• **YOUR INSTRUCTIONS**: Go through the material below and copy each line where the word "will" appears.

------------------------------

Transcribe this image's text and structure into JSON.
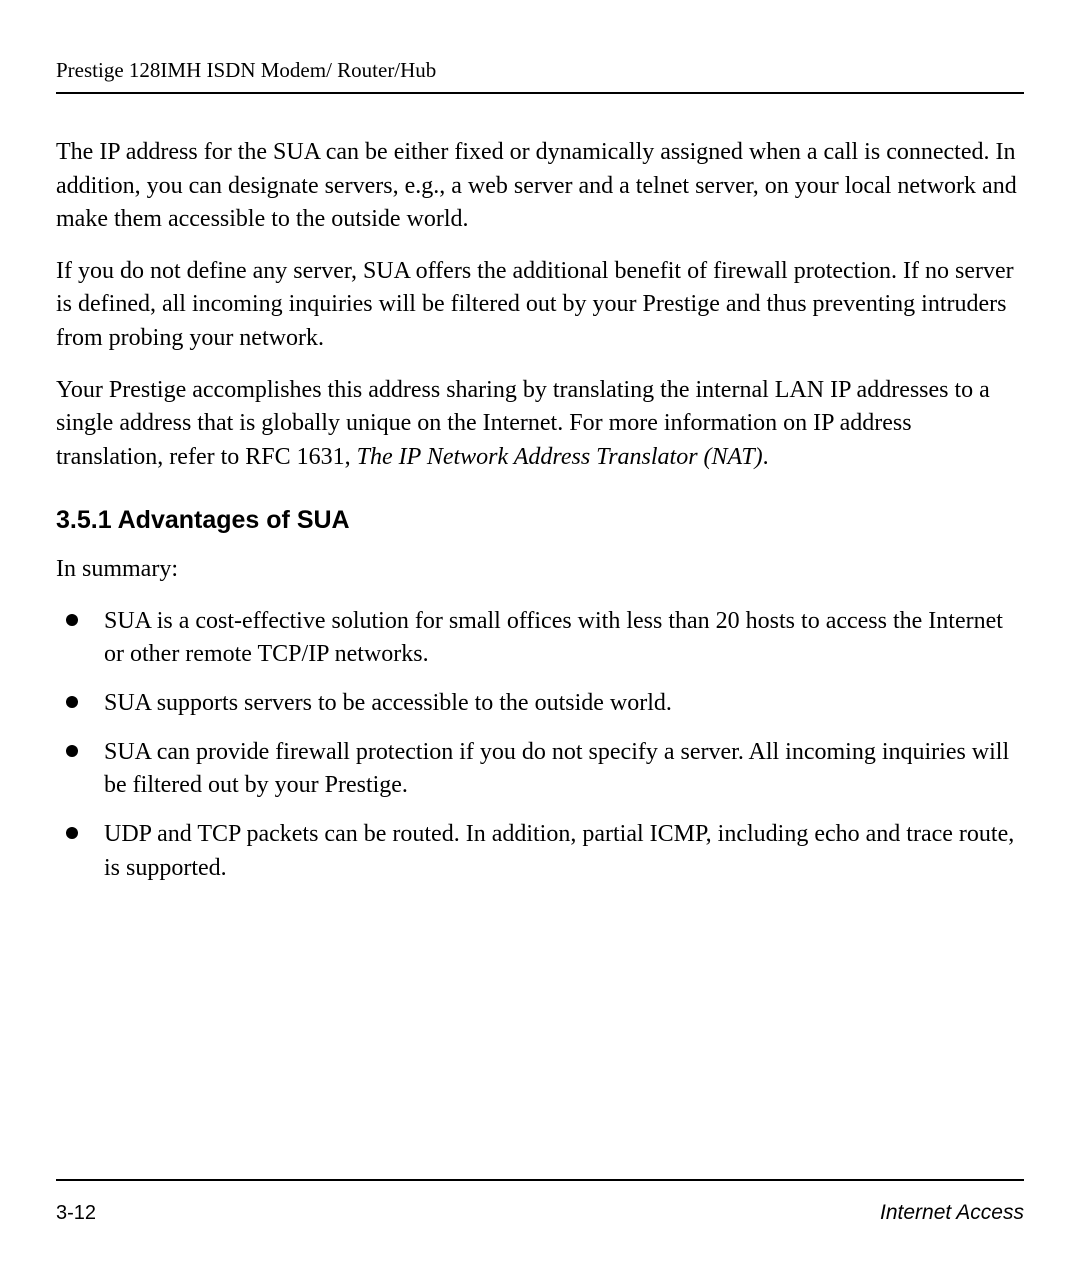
{
  "header": {
    "running_head": "Prestige 128IMH ISDN Modem/ Router/Hub"
  },
  "paragraphs": {
    "p1": "The IP address for the SUA can be either fixed or dynamically assigned when a call is connected. In addition, you can designate servers, e.g., a web server and a telnet server, on your local network and make them accessible to the outside world.",
    "p2": "If you do not define any server, SUA offers the additional benefit of firewall protection.  If no server is defined, all incoming inquiries will be filtered out by your Prestige and thus preventing intruders from probing your network.",
    "p3_pre": "Your Prestige accomplishes this address sharing by translating the internal LAN IP addresses to a single address that is globally unique on the Internet. For more information on IP address translation, refer to RFC 1631, ",
    "p3_italic": "The IP Network Address Translator (NAT)",
    "p3_post": "."
  },
  "subheading": "3.5.1   Advantages of SUA",
  "summary_line": "In summary:",
  "bullets": [
    "SUA is a cost-effective solution for small offices with less than 20 hosts to access the Internet or other remote TCP/IP networks.",
    "SUA supports servers to be accessible to the outside world.",
    "SUA can provide firewall protection if you do not specify a server.  All incoming inquiries will be filtered out by your Prestige.",
    "UDP and TCP packets can be routed. In addition, partial ICMP, including echo and trace route, is supported."
  ],
  "footer": {
    "page_number": "3-12",
    "section_title": "Internet Access"
  }
}
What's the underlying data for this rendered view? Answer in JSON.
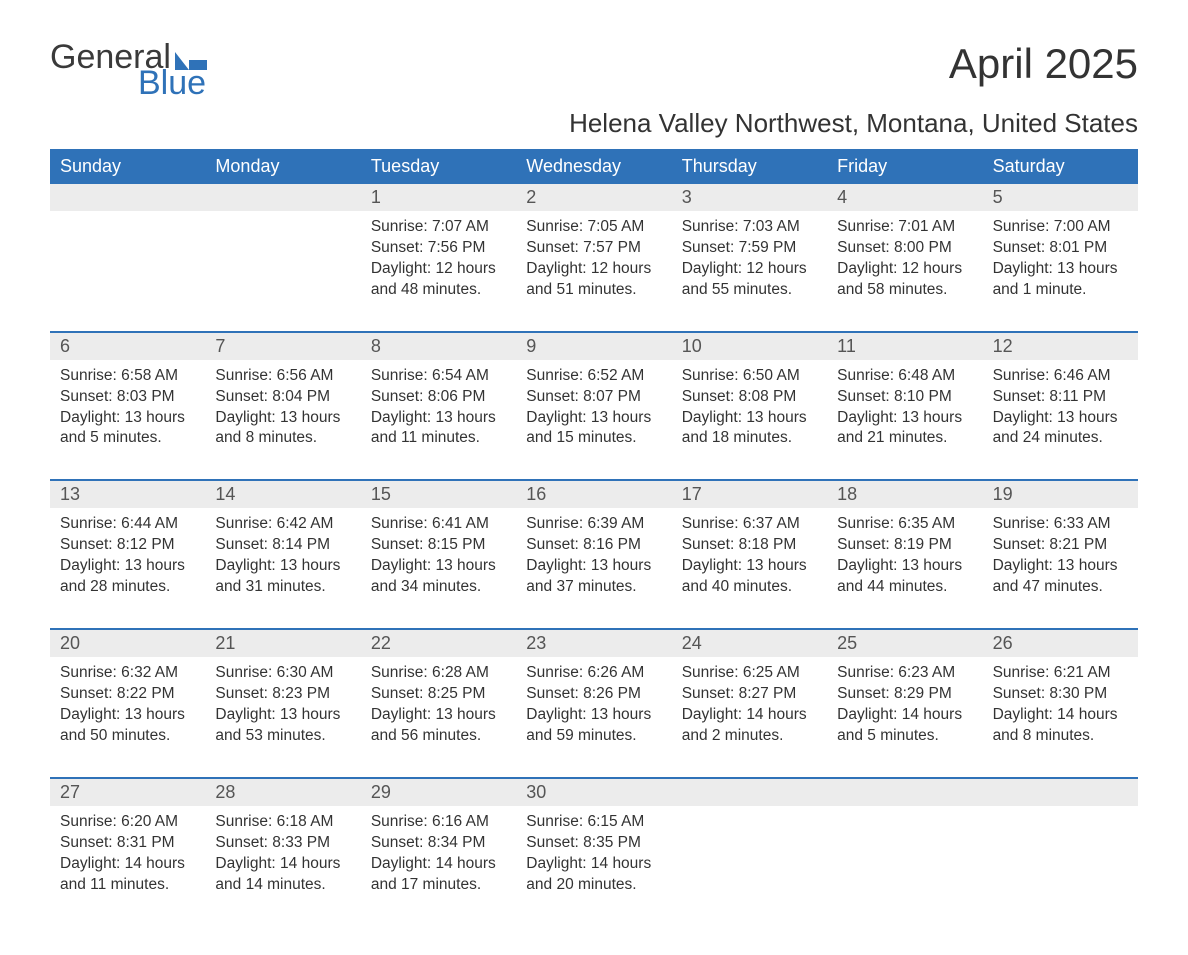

------------------------------

• **RESPONSE TO THIS TASK**:
    "p2": "If you do not define any server, SUA offers the additional benefit of firewall protection.  If no server is defined, all incoming inquiries will be filtered out by your Prestige and thus preventing intruders from probing your network.",
    "SUA can provide firewall protection if you do not specify a server.  All incoming inquiries will be filtered out by your Prestige.",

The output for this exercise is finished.